## RAW DATA
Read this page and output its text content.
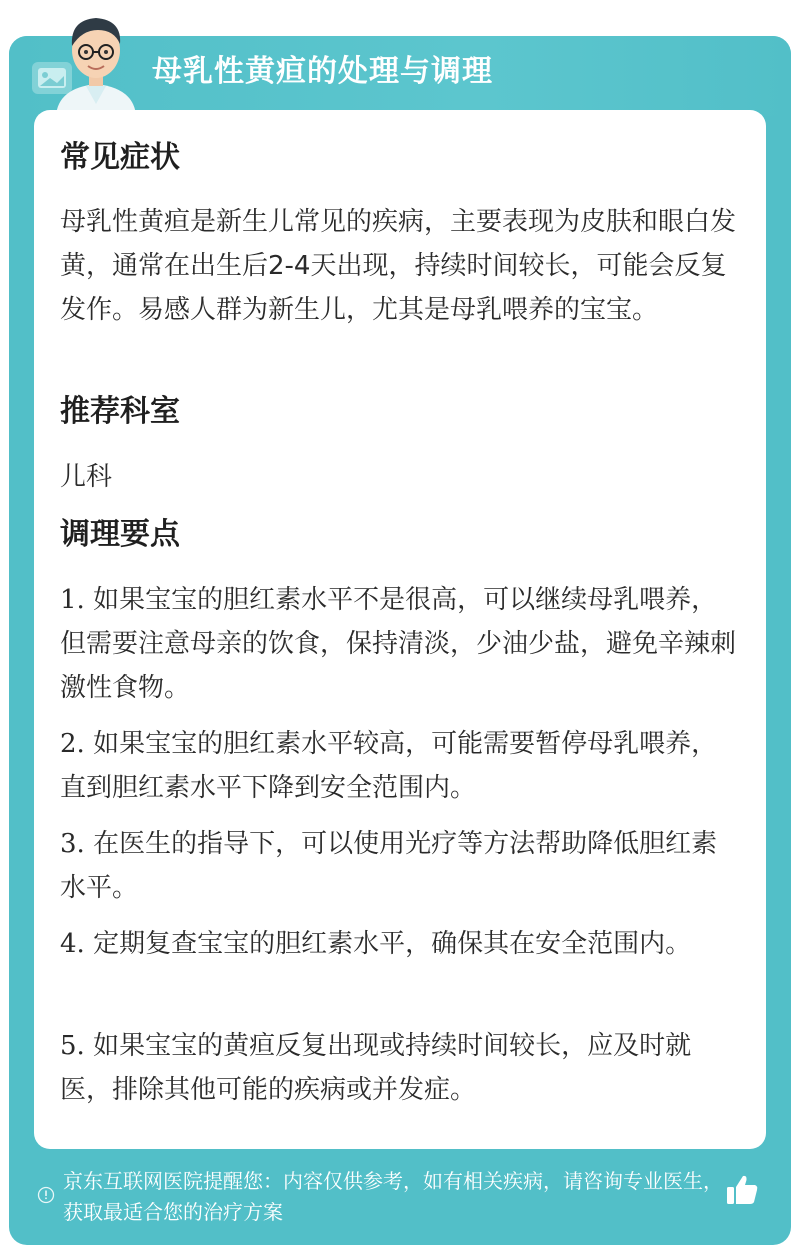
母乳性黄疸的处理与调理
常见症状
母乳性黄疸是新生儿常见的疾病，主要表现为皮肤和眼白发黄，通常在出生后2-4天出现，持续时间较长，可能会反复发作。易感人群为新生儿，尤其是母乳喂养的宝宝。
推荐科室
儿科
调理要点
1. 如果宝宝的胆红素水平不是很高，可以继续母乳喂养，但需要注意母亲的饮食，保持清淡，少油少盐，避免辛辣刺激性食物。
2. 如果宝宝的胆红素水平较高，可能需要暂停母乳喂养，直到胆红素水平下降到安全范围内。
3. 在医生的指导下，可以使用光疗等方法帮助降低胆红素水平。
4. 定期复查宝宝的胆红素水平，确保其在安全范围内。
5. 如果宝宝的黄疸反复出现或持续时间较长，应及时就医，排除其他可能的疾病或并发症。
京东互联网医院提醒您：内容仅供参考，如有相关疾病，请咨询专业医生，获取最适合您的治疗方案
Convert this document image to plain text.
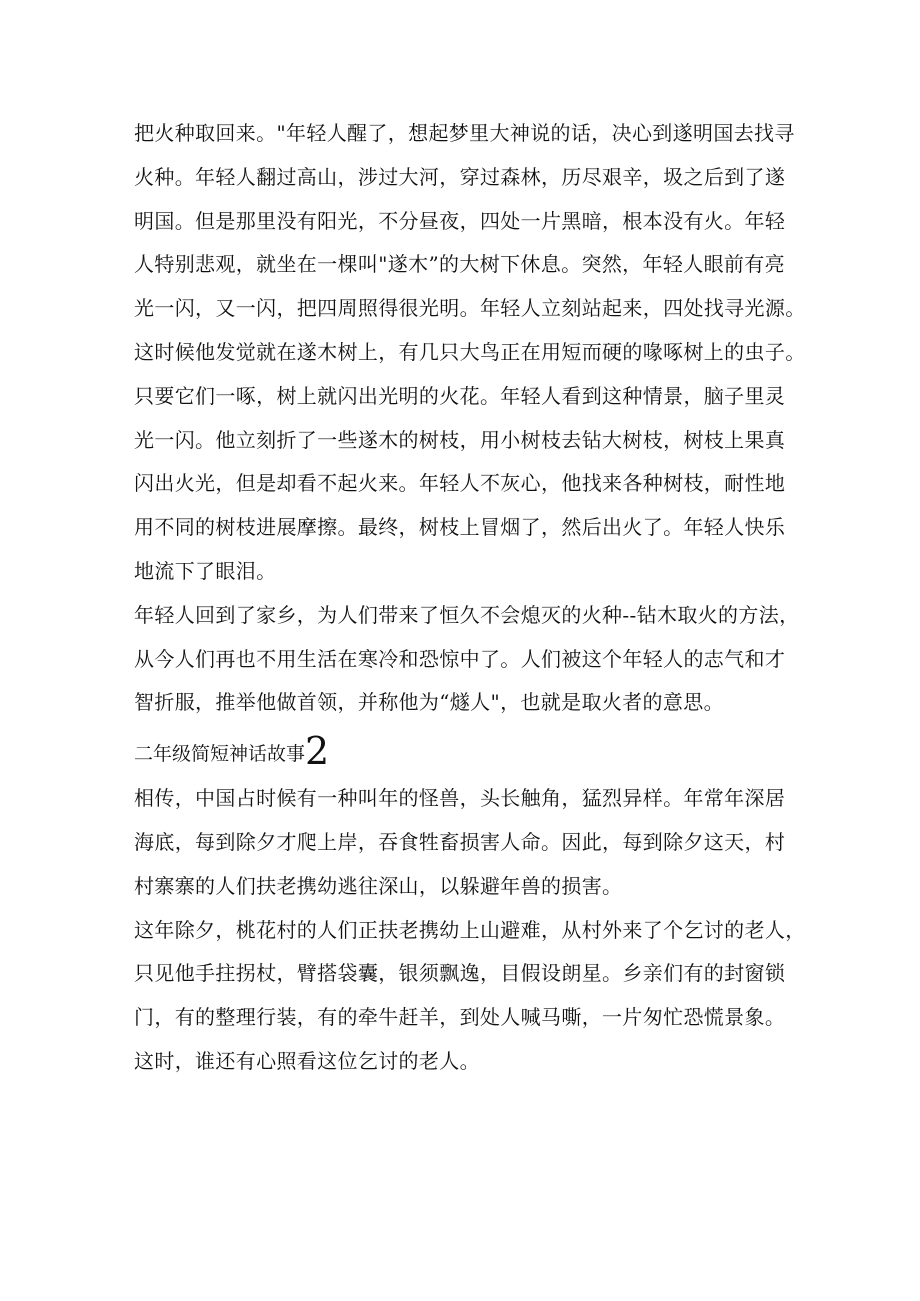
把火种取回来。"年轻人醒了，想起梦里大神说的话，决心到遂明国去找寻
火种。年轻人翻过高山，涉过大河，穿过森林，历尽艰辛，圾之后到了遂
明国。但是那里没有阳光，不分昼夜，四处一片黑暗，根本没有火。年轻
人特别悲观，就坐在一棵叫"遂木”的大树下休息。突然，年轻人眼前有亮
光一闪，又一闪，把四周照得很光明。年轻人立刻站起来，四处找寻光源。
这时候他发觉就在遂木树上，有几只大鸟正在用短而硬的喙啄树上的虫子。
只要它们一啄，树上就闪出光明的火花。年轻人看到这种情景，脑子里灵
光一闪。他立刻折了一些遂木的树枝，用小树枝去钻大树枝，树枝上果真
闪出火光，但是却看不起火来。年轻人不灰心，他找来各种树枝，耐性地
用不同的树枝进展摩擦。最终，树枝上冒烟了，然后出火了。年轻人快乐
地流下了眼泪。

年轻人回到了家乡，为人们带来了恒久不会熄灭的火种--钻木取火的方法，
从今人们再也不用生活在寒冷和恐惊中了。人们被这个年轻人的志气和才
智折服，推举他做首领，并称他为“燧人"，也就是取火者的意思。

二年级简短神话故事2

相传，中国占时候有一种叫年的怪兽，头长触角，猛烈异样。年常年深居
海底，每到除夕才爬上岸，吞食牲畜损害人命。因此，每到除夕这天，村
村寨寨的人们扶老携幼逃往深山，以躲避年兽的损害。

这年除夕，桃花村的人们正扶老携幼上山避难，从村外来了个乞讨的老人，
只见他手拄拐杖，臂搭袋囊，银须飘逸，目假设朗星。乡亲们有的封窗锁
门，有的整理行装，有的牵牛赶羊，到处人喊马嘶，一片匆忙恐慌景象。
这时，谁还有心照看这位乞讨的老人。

## REQUEST
Copy out all the data without changing anything, and drop the pictures.

## CORRECT RESULT
Read this page and output its text content.
母乳性黄疸的处理与调理
常见症状
母乳性黄疸是新生儿常见的疾病，主要表现为皮肤和眼白发黄，通常在出生后2-4天出现，持续时间较长，可能会反复发作。易感人群为新生儿，尤其是母乳喂养的宝宝。
推荐科室
儿科
调理要点
1. 如果宝宝的胆红素水平不是很高，可以继续母乳喂养，但需要注意母亲的饮食，保持清淡，少油少盐，避免辛辣刺激性食物。
2. 如果宝宝的胆红素水平较高，可能需要暂停母乳喂养，直到胆红素水平下降到安全范围内。
3. 在医生的指导下，可以使用光疗等方法帮助降低胆红素水平。
4. 定期复查宝宝的胆红素水平，确保其在安全范围内。
5. 如果宝宝的黄疸反复出现或持续时间较长，应及时就医，排除其他可能的疾病或并发症。
京东互联网医院提醒您：内容仅供参考，如有相关疾病，请咨询专业医生，获取最适合您的治疗方案
Convert this document image to plain text.
把火种取回来。"年轻人醒了，想起梦里大神说的话，决心到遂明国去找寻
火种。年轻人翻过高山，涉过大河，穿过森林，历尽艰辛，圾之后到了遂
明国。但是那里没有阳光，不分昼夜，四处一片黑暗，根本没有火。年轻
人特别悲观，就坐在一棵叫"遂木”的大树下休息。突然，年轻人眼前有亮
光一闪，又一闪，把四周照得很光明。年轻人立刻站起来，四处找寻光源。
这时候他发觉就在遂木树上，有几只大鸟正在用短而硬的喙啄树上的虫子。
只要它们一啄，树上就闪出光明的火花。年轻人看到这种情景，脑子里灵
光一闪。他立刻折了一些遂木的树枝，用小树枝去钻大树枝，树枝上果真
闪出火光，但是却看不起火来。年轻人不灰心，他找来各种树枝，耐性地
用不同的树枝进展摩擦。最终，树枝上冒烟了，然后出火了。年轻人快乐
地流下了眼泪。

年轻人回到了家乡，为人们带来了恒久不会熄灭的火种--钻木取火的方法，
从今人们再也不用生活在寒冷和恐惊中了。人们被这个年轻人的志气和才
智折服，推举他做首领，并称他为“燧人"，也就是取火者的意思。

二年级简短神话故事2

相传，中国占时候有一种叫年的怪兽，头长触角，猛烈异样。年常年深居
海底，每到除夕才爬上岸，吞食牲畜损害人命。因此，每到除夕这天，村
村寨寨的人们扶老携幼逃往深山，以躲避年兽的损害。

这年除夕，桃花村的人们正扶老携幼上山避难，从村外来了个乞讨的老人，
只见他手拄拐杖，臂搭袋囊，银须飘逸，目假设朗星。乡亲们有的封窗锁
门，有的整理行装，有的牵牛赶羊，到处人喊马嘶，一片匆忙恐慌景象。
这时，谁还有心照看这位乞讨的老人。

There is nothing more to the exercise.